**Required task**
The entire listing is to be repeated verbatim.

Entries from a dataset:
▬▬▬
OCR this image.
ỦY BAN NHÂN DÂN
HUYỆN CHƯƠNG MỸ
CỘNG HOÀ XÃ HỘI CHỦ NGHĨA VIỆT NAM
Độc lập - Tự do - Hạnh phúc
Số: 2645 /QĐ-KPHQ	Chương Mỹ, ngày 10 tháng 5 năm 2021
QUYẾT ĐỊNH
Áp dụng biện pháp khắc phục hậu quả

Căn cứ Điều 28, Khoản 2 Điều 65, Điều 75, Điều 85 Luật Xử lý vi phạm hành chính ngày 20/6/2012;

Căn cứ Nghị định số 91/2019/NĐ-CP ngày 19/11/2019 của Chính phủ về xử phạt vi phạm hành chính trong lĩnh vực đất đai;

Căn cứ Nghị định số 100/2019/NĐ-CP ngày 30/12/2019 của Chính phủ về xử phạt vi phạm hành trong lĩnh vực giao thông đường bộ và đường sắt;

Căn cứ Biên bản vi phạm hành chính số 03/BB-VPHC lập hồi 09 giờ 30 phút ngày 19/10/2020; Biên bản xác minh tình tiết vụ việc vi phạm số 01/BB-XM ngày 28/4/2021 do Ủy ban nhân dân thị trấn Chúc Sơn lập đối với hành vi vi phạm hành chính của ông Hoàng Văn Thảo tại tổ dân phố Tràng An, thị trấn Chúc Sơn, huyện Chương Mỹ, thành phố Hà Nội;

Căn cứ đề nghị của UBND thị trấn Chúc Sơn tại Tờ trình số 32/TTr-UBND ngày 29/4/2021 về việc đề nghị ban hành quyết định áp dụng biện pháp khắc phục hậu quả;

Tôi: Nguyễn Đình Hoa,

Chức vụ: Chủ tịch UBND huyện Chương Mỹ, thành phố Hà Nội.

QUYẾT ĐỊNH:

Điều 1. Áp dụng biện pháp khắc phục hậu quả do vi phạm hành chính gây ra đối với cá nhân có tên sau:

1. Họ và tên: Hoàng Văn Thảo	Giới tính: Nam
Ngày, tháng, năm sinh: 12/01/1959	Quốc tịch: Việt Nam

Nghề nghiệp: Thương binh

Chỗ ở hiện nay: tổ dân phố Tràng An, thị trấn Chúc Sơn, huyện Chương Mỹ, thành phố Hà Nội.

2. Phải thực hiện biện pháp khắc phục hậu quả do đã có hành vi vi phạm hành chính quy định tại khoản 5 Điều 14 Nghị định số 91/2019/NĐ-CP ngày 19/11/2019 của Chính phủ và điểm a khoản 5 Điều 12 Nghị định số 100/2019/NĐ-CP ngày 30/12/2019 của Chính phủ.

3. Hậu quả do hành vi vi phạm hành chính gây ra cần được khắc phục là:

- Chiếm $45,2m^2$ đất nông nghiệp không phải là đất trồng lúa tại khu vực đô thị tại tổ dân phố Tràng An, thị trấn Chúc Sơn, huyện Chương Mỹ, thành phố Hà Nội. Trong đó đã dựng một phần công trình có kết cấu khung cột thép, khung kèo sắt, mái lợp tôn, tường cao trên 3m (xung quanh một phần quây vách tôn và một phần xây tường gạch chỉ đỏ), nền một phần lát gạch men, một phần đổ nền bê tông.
▬▬▬
**Response below**
OCR this image.
ỦY BAN NHÂN DÂN
HUYỆN CHƯƠNG MỸ
CỘNG HOÀ XÃ HỘI CHỦ NGHĨA VIỆT NAM
Độc lập - Tự do - Hạnh phúc
Số: 2645 /QĐ-KPHQ	Chương Mỹ, ngày 10 tháng 5 năm 2021
QUYẾT ĐỊNH
Áp dụng biện pháp khắc phục hậu quả

Căn cứ Điều 28, Khoản 2 Điều 65, Điều 75, Điều 85 Luật Xử lý vi phạm hành chính ngày 20/6/2012;

Căn cứ Nghị định số 91/2019/NĐ-CP ngày 19/11/2019 của Chính phủ về xử phạt vi phạm hành chính trong lĩnh vực đất đai;

Căn cứ Nghị định số 100/2019/NĐ-CP ngày 30/12/2019 của Chính phủ về xử phạt vi phạm hành trong lĩnh vực giao thông đường bộ và đường sắt;

Căn cứ Biên bản vi phạm hành chính số 03/BB-VPHC lập hồi 09 giờ 30 phút ngày 19/10/2020; Biên bản xác minh tình tiết vụ việc vi phạm số 01/BB-XM ngày 28/4/2021 do Ủy ban nhân dân thị trấn Chúc Sơn lập đối với hành vi vi phạm hành chính của ông Hoàng Văn Thảo tại tổ dân phố Tràng An, thị trấn Chúc Sơn, huyện Chương Mỹ, thành phố Hà Nội;

Căn cứ đề nghị của UBND thị trấn Chúc Sơn tại Tờ trình số 32/TTr-UBND ngày 29/4/2021 về việc đề nghị ban hành quyết định áp dụng biện pháp khắc phục hậu quả;

Tôi: Nguyễn Đình Hoa,

Chức vụ: Chủ tịch UBND huyện Chương Mỹ, thành phố Hà Nội.

QUYẾT ĐỊNH:

Điều 1. Áp dụng biện pháp khắc phục hậu quả do vi phạm hành chính gây ra đối với cá nhân có tên sau:

1. Họ và tên: Hoàng Văn Thảo	Giới tính: Nam
Ngày, tháng, năm sinh: 12/01/1959	Quốc tịch: Việt Nam

Nghề nghiệp: Thương binh

Chỗ ở hiện nay: tổ dân phố Tràng An, thị trấn Chúc Sơn, huyện Chương Mỹ, thành phố Hà Nội.

2. Phải thực hiện biện pháp khắc phục hậu quả do đã có hành vi vi phạm hành chính quy định tại khoản 5 Điều 14 Nghị định số 91/2019/NĐ-CP ngày 19/11/2019 của Chính phủ và điểm a khoản 5 Điều 12 Nghị định số 100/2019/NĐ-CP ngày 30/12/2019 của Chính phủ.

3. Hậu quả do hành vi vi phạm hành chính gây ra cần được khắc phục là:

- Chiếm $45,2m^2$ đất nông nghiệp không phải là đất trồng lúa tại khu vực đô thị tại tổ dân phố Tràng An, thị trấn Chúc Sơn, huyện Chương Mỹ, thành phố Hà Nội. Trong đó đã dựng một phần công trình có kết cấu khung cột thép, khung kèo sắt, mái lợp tôn, tường cao trên 3m (xung quanh một phần quây vách tôn và một phần xây tường gạch chỉ đỏ), nền một phần lát gạch men, một phần đổ nền bê tông.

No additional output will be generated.